■ INSTRUCTION ■
Set down each entry exactly as given; pictures should not appear in the copy.

____________

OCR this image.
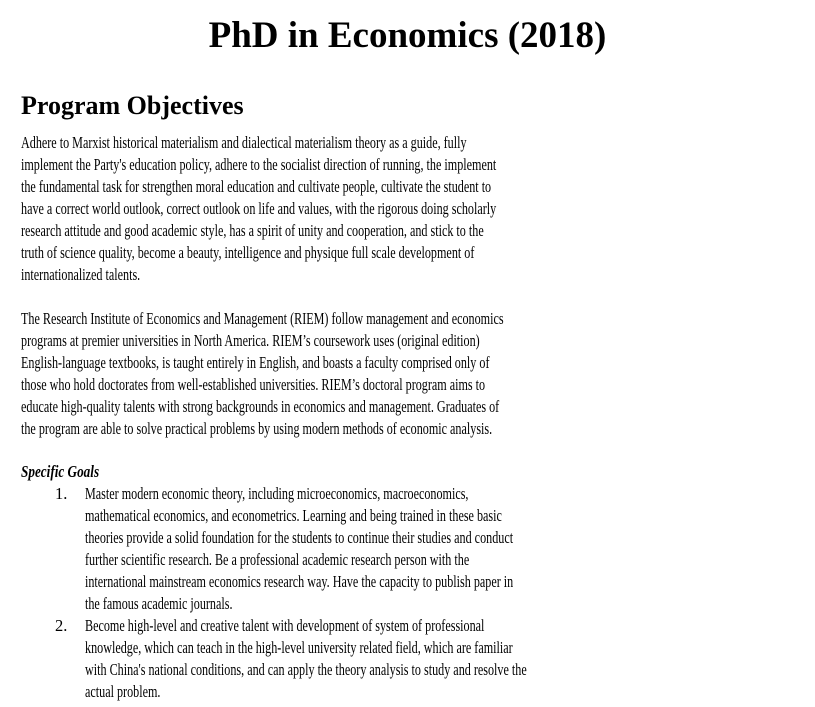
PhD in Economics (2018)
Program Objectives
Adhere to Marxist historical materialism and dialectical materialism theory as a guide, fully
implement the Party's education policy, adhere to the socialist direction of running, the implement
the fundamental task for strengthen moral education and cultivate people, cultivate the student to
have a correct world outlook, correct outlook on life and values, with the rigorous doing scholarly
research attitude and good academic style, has a spirit of unity and cooperation, and stick to the
truth of science quality, become a beauty, intelligence and physique full scale development of
internationalized talents.
The Research Institute of Economics and Management (RIEM) follow management and economics
programs at premier universities in North America. RIEM’s coursework uses (original edition)
English-language textbooks, is taught entirely in English, and boasts a faculty comprised only of
those who hold doctorates from well-established universities. RIEM’s doctoral program aims to
educate high-quality talents with strong backgrounds in economics and management. Graduates of
the program are able to solve practical problems by using modern methods of economic analysis.
Specific Goals
1. Master modern economic theory, including microeconomics, macroeconomics,
mathematical economics, and econometrics. Learning and being trained in these basic
theories provide a solid foundation for the students to continue their studies and conduct
further scientific research. Be a professional academic research person with the
international mainstream economics research way. Have the capacity to publish paper in
the famous academic journals.
2. Become high-level and creative talent with development of system of professional
knowledge, which can teach in the high-level university related field, which are familiar
with China's national conditions, and can apply the theory analysis to study and resolve the
actual problem.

____________

■ EXPECTED ANSWER ■
OCR this image.
PhD in Economics (2018)
Program Objectives
Adhere to Marxist historical materialism and dialectical materialism theory as a guide, fully
implement the Party's education policy, adhere to the socialist direction of running, the implement
the fundamental task for strengthen moral education and cultivate people, cultivate the student to
have a correct world outlook, correct outlook on life and values, with the rigorous doing scholarly
research attitude and good academic style, has a spirit of unity and cooperation, and stick to the
truth of science quality, become a beauty, intelligence and physique full scale development of
internationalized talents.
The Research Institute of Economics and Management (RIEM) follow management and economics
programs at premier universities in North America. RIEM’s coursework uses (original edition)
English-language textbooks, is taught entirely in English, and boasts a faculty comprised only of
those who hold doctorates from well-established universities. RIEM’s doctoral program aims to
educate high-quality talents with strong backgrounds in economics and management. Graduates of
the program are able to solve practical problems by using modern methods of economic analysis.
Specific Goals
1. Master modern economic theory, including microeconomics, macroeconomics,
mathematical economics, and econometrics. Learning and being trained in these basic
theories provide a solid foundation for the students to continue their studies and conduct
further scientific research. Be a professional academic research person with the
international mainstream economics research way. Have the capacity to publish paper in
the famous academic journals.
2. Become high-level and creative talent with development of system of professional
knowledge, which can teach in the high-level university related field, which are familiar
with China's national conditions, and can apply the theory analysis to study and resolve the
actual problem.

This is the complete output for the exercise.